- What is being asked: How many lines in the records below hold the string "بيروت"? Please answer with the number and nothing more.

>> Begin Records shown

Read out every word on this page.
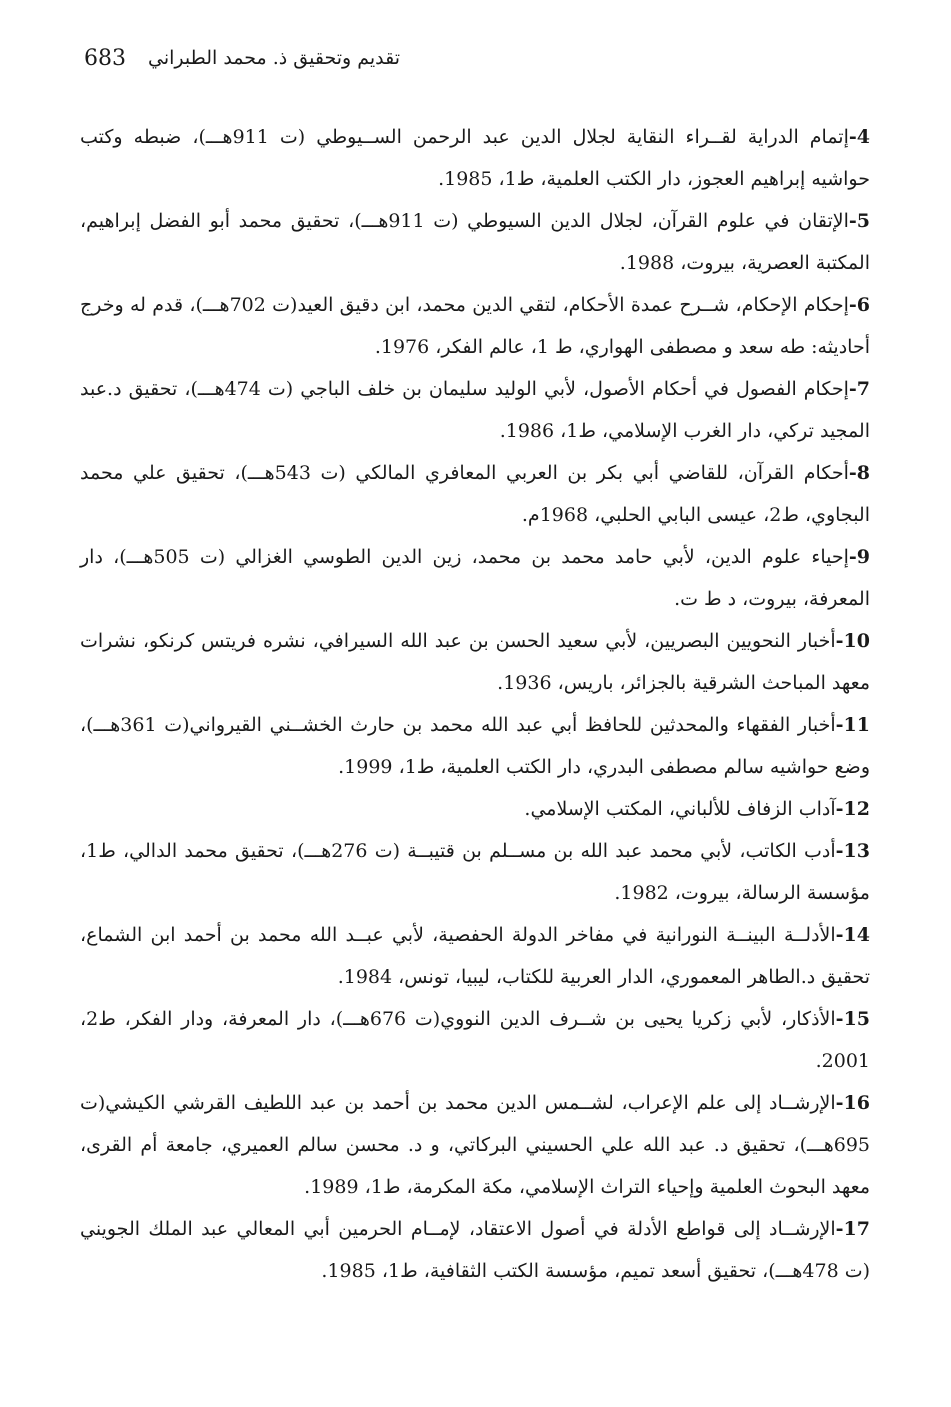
683 تقديم وتحقيق ذ. محمد الطبراني

4-إتمام الدراية لقــراء النقاية لجلال الدين عبد الرحمن الســيوطي (ت 911هـــ)، ضبطه وكتب حواشيه إبراهيم العجوز، دار الكتب العلمية، ط1، 1985.

5-الإتقان في علوم القرآن، لجلال الدين السيوطي (ت 911هـــ)، تحقيق محمد أبو الفضل إبراهيم، المكتبة العصرية، بيروت، 1988.

6-إحكام الإحكام، شــرح عمدة الأحكام، لتقي الدين محمد، ابن دقيق العيد(ت 702هـــ)، قدم له وخرج أحاديثه: طه سعد و مصطفى الهواري، ط 1، عالم الفكر، 1976.

7-إحكام الفصول في أحكام الأصول، لأبي الوليد سليمان بن خلف الباجي (ت 474هـــ)، تحقيق د.عبد المجيد تركي، دار الغرب الإسلامي، ط1، 1986.

8-أحكام القرآن، للقاضي أبي بكر بن العربي المعافري المالكي (ت 543هـــ)، تحقيق علي محمد البجاوي، ط2، عيسى البابي الحلبي، 1968م.

9-إحياء علوم الدين، لأبي حامد محمد بن محمد، زين الدين الطوسي الغزالي (ت 505هـــ)، دار المعرفة، بيروت، د ط ت.

10-أخبار النحويين البصريين، لأبي سعيد الحسن بن عبد الله السيرافي، نشره فريتس كرنكو، نشرات معهد المباحث الشرقية بالجزائر، باريس، 1936.

11-أخبار الفقهاء والمحدثين للحافظ أبي عبد الله محمد بن حارث الخشــني القيرواني(ت 361هـــ)، وضع حواشيه سالم مصطفى البدري، دار الكتب العلمية، ط1، 1999.

12-آداب الزفاف للألباني، المكتب الإسلامي.

13-أدب الكاتب، لأبي محمد عبد الله بن مســلم بن قتيبــة (ت 276هـــ)، تحقيق محمد الدالي، ط1، مؤسسة الرسالة، بيروت، 1982.

14-الأدلــة البينــة النورانية في مفاخر الدولة الحفصية، لأبي عبــد الله محمد بن أحمد ابن الشماع، تحقيق د.الطاهر المعموري، الدار العربية للكتاب، ليبيا، تونس، 1984.

15-الأذكار، لأبي زكريا يحيى بن شــرف الدين النووي(ت 676هـــ)، دار المعرفة، ودار الفكر، ط2، 2001.

16-الإرشــاد إلى علم الإعراب، لشــمس الدين محمد بن أحمد بن عبد اللطيف القرشي الكيشي(ت 695هـــ)، تحقيق د. عبد الله علي الحسيني البركاتي، و د. محسن سالم العميري، جامعة أم القرى، معهد البحوث العلمية وإحياء التراث الإسلامي، مكة المكرمة، ط1، 1989.

17-الإرشــاد إلى قواطع الأدلة في أصول الاعتقاد، لإمــام الحرمين أبي المعالي عبد الملك الجويني (ت 478هـــ)، تحقيق أسعد تميم، مؤسسة الكتب الثقافية، ط1، 1985.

>> End Records shown

- Response: 3